▶ _Exercise objective_
Copy the entries below exactly. Images do not belong in the copy.

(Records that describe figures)
────────────────────
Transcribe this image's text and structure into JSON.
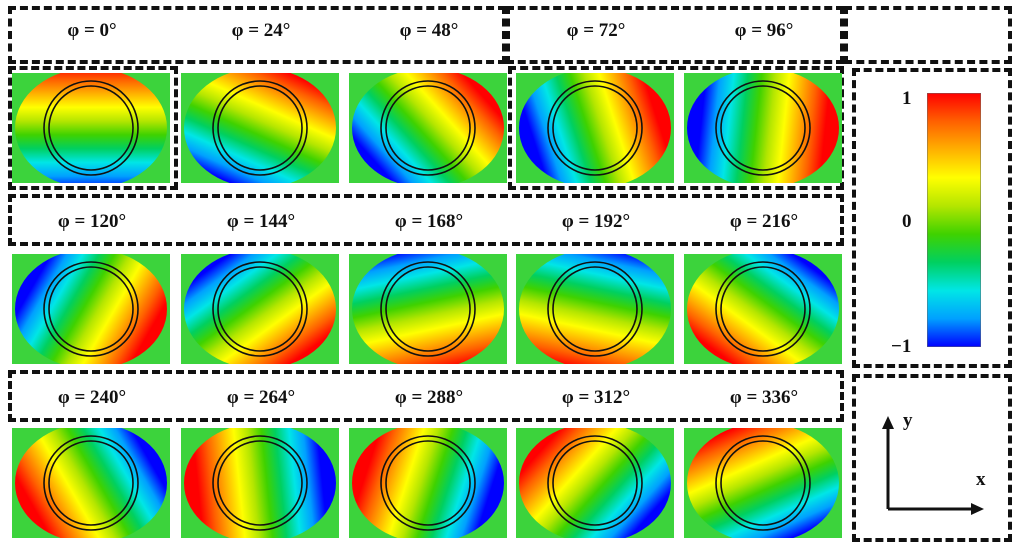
{
  "panels": [
    {
      "label": "φ = 0°",
      "phi": 0
    },
    {
      "label": "φ = 24°",
      "phi": 24
    },
    {
      "label": "φ = 48°",
      "phi": 48
    },
    {
      "label": "φ = 72°",
      "phi": 72
    },
    {
      "label": "φ = 96°",
      "phi": 96
    },
    {
      "label": "φ = 120°",
      "phi": 120
    },
    {
      "label": "φ = 144°",
      "phi": 144
    },
    {
      "label": "φ = 168°",
      "phi": 168
    },
    {
      "label": "φ = 192°",
      "phi": 192
    },
    {
      "label": "φ = 216°",
      "phi": 216
    },
    {
      "label": "φ = 240°",
      "phi": 240
    },
    {
      "label": "φ = 264°",
      "phi": 264
    },
    {
      "label": "φ = 288°",
      "phi": 288
    },
    {
      "label": "φ = 312°",
      "phi": 312
    },
    {
      "label": "φ = 336°",
      "phi": 336
    }
  ],
  "colorbar": {
    "max_label": "1",
    "mid_label": "0",
    "min_label": "−1",
    "colors": [
      "#0000ff",
      "#00a0ff",
      "#00e6e6",
      "#00d060",
      "#3fd200",
      "#b4e600",
      "#ffff00",
      "#ffb000",
      "#ff6000",
      "#ff0000"
    ]
  },
  "axes": {
    "x_label": "x",
    "y_label": "y"
  }
}
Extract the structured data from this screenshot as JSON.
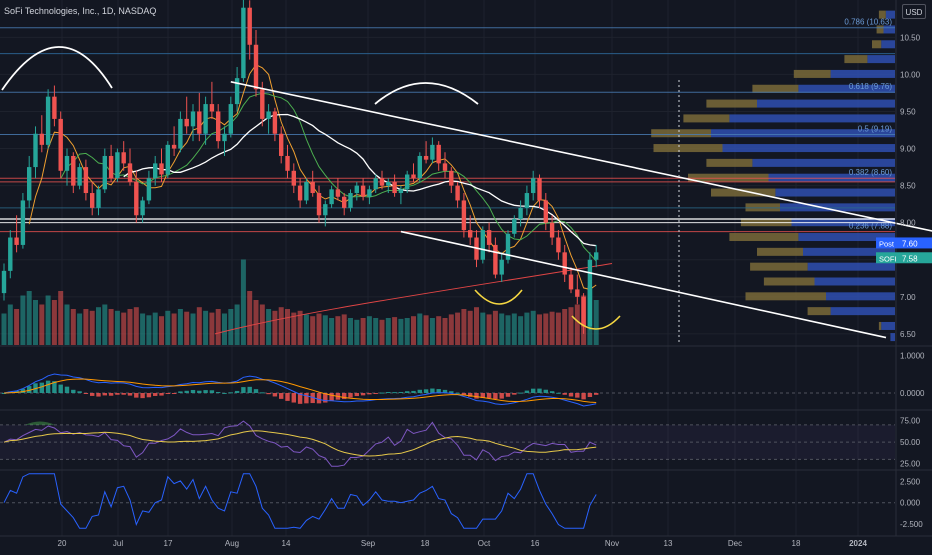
────────────────────
▶ _Problem solution_
Transcribe this image's text and structure into JSON.
{
  "panels": [
    {
      "label": "φ = 0°",
      "phi": 0
    },
    {
      "label": "φ = 24°",
      "phi": 24
    },
    {
      "label": "φ = 48°",
      "phi": 48
    },
    {
      "label": "φ = 72°",
      "phi": 72
    },
    {
      "label": "φ = 96°",
      "phi": 96
    },
    {
      "label": "φ = 120°",
      "phi": 120
    },
    {
      "label": "φ = 144°",
      "phi": 144
    },
    {
      "label": "φ = 168°",
      "phi": 168
    },
    {
      "label": "φ = 192°",
      "phi": 192
    },
    {
      "label": "φ = 216°",
      "phi": 216
    },
    {
      "label": "φ = 240°",
      "phi": 240
    },
    {
      "label": "φ = 264°",
      "phi": 264
    },
    {
      "label": "φ = 288°",
      "phi": 288
    },
    {
      "label": "φ = 312°",
      "phi": 312
    },
    {
      "label": "φ = 336°",
      "phi": 336
    }
  ],
  "colorbar": {
    "max_label": "1",
    "mid_label": "0",
    "min_label": "−1",
    "colors": [
      "#0000ff",
      "#00a0ff",
      "#00e6e6",
      "#00d060",
      "#3fd200",
      "#b4e600",
      "#ffff00",
      "#ffb000",
      "#ff6000",
      "#ff0000"
    ]
  },
  "axes": {
    "x_label": "x",
    "y_label": "y"
  }
}
Extract the structured data from this screenshot as JSON.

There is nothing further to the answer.